→ **Entries**:
====================
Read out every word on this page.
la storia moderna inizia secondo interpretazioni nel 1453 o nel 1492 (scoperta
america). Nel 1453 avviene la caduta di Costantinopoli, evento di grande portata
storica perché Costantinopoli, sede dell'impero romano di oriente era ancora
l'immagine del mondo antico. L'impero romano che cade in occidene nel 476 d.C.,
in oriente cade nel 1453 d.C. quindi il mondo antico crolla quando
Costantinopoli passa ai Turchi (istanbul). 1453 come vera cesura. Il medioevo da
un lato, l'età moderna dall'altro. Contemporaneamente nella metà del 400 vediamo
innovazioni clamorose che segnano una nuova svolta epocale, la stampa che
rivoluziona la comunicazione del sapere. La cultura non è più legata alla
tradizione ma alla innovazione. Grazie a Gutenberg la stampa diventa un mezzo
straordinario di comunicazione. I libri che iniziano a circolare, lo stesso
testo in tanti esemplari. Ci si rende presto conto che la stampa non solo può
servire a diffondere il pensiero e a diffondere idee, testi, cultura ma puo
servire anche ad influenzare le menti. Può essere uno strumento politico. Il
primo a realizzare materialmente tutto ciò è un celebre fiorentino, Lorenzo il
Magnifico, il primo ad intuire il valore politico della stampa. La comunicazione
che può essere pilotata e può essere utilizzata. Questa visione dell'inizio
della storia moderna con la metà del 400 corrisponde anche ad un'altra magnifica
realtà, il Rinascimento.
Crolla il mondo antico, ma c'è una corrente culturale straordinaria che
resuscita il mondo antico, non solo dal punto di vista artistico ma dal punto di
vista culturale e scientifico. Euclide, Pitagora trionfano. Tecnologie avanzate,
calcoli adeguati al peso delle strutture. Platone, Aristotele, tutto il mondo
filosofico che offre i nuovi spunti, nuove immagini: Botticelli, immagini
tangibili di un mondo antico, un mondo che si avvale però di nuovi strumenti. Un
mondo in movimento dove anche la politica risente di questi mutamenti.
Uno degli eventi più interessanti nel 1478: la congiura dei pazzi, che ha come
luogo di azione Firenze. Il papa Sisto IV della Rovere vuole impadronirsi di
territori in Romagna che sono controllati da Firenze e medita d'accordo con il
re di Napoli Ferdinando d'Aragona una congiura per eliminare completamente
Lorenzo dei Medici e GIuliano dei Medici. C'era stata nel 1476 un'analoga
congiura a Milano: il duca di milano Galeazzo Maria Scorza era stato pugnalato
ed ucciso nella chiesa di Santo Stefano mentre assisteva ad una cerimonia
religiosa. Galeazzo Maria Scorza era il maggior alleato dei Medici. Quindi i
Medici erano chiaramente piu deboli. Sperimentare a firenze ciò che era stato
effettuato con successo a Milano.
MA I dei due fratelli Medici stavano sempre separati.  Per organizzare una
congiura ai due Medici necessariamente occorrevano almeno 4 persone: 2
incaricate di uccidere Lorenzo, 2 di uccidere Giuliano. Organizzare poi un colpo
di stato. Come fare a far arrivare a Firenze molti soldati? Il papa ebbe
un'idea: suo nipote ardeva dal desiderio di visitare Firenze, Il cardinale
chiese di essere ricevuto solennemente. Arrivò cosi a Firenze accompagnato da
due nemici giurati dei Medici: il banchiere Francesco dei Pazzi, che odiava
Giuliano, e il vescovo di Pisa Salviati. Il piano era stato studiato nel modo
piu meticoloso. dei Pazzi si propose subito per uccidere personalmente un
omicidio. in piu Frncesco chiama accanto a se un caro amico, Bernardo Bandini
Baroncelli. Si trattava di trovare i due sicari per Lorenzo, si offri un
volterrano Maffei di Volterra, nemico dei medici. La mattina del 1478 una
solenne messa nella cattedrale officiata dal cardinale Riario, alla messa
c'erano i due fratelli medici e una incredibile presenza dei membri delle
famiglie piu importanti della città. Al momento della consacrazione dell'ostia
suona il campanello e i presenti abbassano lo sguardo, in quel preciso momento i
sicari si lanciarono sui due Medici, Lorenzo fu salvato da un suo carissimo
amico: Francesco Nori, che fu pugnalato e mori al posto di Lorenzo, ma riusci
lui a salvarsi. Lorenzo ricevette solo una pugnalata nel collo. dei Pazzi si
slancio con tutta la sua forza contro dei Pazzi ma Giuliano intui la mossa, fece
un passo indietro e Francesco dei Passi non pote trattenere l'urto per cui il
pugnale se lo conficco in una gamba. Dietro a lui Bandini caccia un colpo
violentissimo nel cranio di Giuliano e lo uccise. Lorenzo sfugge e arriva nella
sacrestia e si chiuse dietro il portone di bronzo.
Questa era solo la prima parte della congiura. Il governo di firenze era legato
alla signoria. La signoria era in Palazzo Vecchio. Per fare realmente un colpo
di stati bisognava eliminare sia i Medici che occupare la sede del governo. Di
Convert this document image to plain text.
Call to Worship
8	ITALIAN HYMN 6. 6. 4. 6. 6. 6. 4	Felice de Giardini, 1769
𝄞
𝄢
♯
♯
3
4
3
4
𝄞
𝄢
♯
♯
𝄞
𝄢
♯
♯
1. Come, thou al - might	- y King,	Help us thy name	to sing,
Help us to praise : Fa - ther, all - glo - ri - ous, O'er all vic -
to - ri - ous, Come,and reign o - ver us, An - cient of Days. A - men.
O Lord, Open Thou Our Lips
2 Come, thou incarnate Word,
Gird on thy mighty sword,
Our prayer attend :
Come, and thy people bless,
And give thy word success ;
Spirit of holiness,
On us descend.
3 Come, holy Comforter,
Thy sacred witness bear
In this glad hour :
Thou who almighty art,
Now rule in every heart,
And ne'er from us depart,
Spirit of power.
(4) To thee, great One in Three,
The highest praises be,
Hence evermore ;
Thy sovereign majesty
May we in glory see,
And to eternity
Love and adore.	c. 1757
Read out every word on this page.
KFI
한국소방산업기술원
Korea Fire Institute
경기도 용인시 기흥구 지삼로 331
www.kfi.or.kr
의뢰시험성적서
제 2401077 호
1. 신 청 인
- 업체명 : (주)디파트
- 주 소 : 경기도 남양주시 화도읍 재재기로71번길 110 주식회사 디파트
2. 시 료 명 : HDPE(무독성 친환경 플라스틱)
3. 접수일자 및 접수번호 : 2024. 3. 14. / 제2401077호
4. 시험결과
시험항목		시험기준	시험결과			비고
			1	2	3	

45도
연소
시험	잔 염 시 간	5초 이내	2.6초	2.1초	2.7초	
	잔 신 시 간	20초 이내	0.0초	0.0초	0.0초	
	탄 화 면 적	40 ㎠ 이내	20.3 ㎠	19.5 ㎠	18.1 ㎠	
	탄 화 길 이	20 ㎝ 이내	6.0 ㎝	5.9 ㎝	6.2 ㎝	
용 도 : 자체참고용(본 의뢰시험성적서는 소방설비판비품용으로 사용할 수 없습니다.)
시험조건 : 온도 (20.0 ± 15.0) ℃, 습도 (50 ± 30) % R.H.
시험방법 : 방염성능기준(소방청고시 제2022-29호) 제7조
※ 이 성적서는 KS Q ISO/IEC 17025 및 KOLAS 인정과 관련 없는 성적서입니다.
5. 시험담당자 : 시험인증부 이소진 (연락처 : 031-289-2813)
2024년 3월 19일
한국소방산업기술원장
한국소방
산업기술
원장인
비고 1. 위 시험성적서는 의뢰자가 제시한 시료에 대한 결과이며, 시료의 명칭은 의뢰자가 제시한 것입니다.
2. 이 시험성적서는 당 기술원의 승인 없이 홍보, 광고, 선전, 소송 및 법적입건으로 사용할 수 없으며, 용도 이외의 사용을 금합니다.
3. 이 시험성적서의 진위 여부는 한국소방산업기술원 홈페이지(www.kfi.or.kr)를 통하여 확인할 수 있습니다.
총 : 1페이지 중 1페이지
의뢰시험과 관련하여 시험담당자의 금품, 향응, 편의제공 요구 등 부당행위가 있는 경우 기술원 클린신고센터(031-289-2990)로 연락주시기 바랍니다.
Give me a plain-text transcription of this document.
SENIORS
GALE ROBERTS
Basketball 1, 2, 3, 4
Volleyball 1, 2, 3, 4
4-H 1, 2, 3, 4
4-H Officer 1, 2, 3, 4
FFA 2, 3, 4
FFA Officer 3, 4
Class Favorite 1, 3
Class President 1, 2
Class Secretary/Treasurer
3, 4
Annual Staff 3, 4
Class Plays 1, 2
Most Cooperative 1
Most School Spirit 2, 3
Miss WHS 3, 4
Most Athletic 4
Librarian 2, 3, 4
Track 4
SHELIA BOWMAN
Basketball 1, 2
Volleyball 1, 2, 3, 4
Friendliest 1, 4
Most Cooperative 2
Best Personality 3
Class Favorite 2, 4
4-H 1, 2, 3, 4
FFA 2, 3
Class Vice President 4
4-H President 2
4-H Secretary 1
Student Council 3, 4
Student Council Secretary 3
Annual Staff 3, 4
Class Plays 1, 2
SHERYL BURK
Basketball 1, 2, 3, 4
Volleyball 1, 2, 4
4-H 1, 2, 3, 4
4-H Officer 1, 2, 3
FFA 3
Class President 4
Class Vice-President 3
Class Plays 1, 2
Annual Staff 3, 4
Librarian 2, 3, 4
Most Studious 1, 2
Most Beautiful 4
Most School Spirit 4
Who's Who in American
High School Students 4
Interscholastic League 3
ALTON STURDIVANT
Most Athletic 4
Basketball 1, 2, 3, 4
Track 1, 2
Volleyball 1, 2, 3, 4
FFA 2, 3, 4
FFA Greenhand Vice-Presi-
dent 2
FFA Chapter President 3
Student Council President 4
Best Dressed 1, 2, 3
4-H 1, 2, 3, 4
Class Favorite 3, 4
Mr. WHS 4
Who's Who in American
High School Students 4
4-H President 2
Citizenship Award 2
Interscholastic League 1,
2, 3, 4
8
====================
→ **What to produce**:
Read the entries and pick out all lines that include the word "amico".

→ **Written reply**:
omicidio. in piu Frncesco chiama accanto a se un caro amico, Bernardo Bandini
amico: Francesco Nori, che fu pugnalato e mori al posto di Lorenzo, ma riusci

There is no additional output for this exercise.